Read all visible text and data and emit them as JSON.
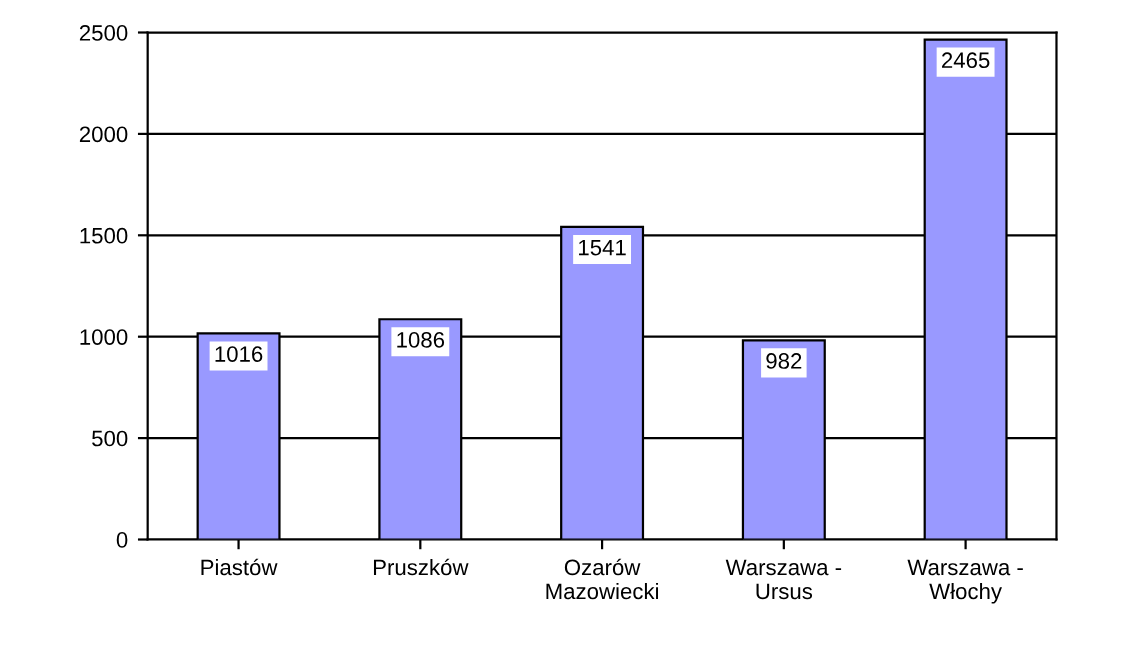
{
  "chart_data": {
    "type": "bar",
    "categories": [
      "Piastów",
      "Pruszków",
      "Ozarów\nMazowiecki",
      "Warszawa -\nUrsus",
      "Warszawa -\nWłochy"
    ],
    "values": [
      1016,
      1086,
      1541,
      982,
      2465
    ],
    "color": "#9999ff",
    "ylim": [
      0,
      2500
    ],
    "yticks": [
      0,
      500,
      1000,
      1500,
      2000,
      2500
    ],
    "grid": "y",
    "data_labels": true
  }
}
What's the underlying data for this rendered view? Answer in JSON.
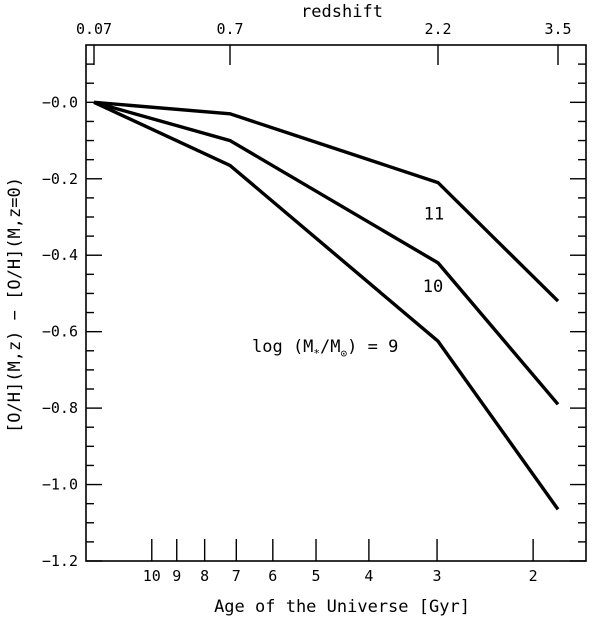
{
  "chart_data": {
    "type": "line",
    "xlabel": "Age of the Universe [Gyr]",
    "ylabel": "[O/H](M,z) − [O/H](M,z=0)",
    "top_axis_label": "redshift",
    "y_ticks": [
      -0.0,
      -0.2,
      -0.4,
      -0.6,
      -0.8,
      -1.0,
      -1.2
    ],
    "y_tick_labels": [
      "−0.0",
      "−0.2",
      "−0.4",
      "−0.6",
      "−0.8",
      "−1.0",
      "−1.2"
    ],
    "ylim": [
      -1.2,
      0.15
    ],
    "x_ticks": [
      10,
      9,
      8,
      7,
      6,
      5,
      4,
      3,
      2
    ],
    "x_tick_labels": [
      "10",
      "9",
      "8",
      "7",
      "6",
      "5",
      "4",
      "3",
      "2"
    ],
    "top_ticks": [
      0.07,
      0.7,
      2.2,
      3.5
    ],
    "top_tick_labels": [
      "0.07",
      "0.7",
      "2.2",
      "3.5"
    ],
    "series": [
      {
        "name": "11",
        "redshift": [
          0.07,
          0.7,
          2.2,
          3.5
        ],
        "values": [
          0.0,
          -0.03,
          -0.21,
          -0.52
        ]
      },
      {
        "name": "10",
        "redshift": [
          0.07,
          0.7,
          2.2,
          3.5
        ],
        "values": [
          0.0,
          -0.1,
          -0.42,
          -0.79
        ]
      },
      {
        "name": "9",
        "redshift": [
          0.07,
          0.7,
          2.2,
          3.5
        ],
        "values": [
          0.0,
          -0.165,
          -0.625,
          -1.065
        ]
      }
    ],
    "annotation": {
      "prefix": "log (M",
      "sub1": "*",
      "mid": "/M",
      "sub2": "⊙",
      "suffix": ") = 9"
    },
    "grid": false,
    "legend": "none"
  }
}
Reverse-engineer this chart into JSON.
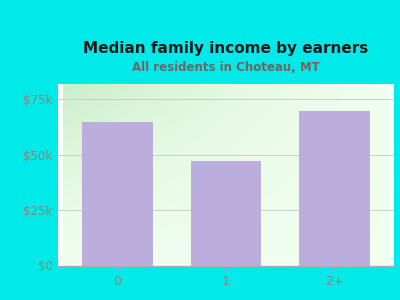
{
  "categories": [
    "0",
    "1",
    "2+"
  ],
  "values": [
    65000,
    47000,
    70000
  ],
  "bar_color": "#bbaedd",
  "title": "Median family income by earners",
  "subtitle": "All residents in Choteau, MT",
  "title_color": "#1a1a1a",
  "subtitle_color": "#7a6060",
  "background_color": "#00eaea",
  "plot_bg_top": "#f8fff8",
  "plot_bg_bottom": "#e8f8e8",
  "ylabel_ticks": [
    0,
    25000,
    50000,
    75000
  ],
  "ylabel_labels": [
    "$0",
    "$25k",
    "$50k",
    "$75k"
  ],
  "ylim": [
    0,
    82000
  ],
  "grid_color": "#cccccc",
  "tick_color": "#888877",
  "axis_color": "#aaaaaa",
  "bar_width": 0.65
}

Task brief: Repeat exactly the lines from the one containing "Reverse-engineer this chart into JSON." through the last line of the records above, both included, and leave out the pictures.

Exercise result:
Reverse-engineer this chart into JSON.
{
  "categories": [
    "0",
    "1",
    "2+"
  ],
  "values": [
    65000,
    47000,
    70000
  ],
  "bar_color": "#bbaedd",
  "title": "Median family income by earners",
  "subtitle": "All residents in Choteau, MT",
  "title_color": "#1a1a1a",
  "subtitle_color": "#7a6060",
  "background_color": "#00eaea",
  "plot_bg_top": "#f8fff8",
  "plot_bg_bottom": "#e8f8e8",
  "ylabel_ticks": [
    0,
    25000,
    50000,
    75000
  ],
  "ylabel_labels": [
    "$0",
    "$25k",
    "$50k",
    "$75k"
  ],
  "ylim": [
    0,
    82000
  ],
  "grid_color": "#cccccc",
  "tick_color": "#888877",
  "axis_color": "#aaaaaa",
  "bar_width": 0.65
}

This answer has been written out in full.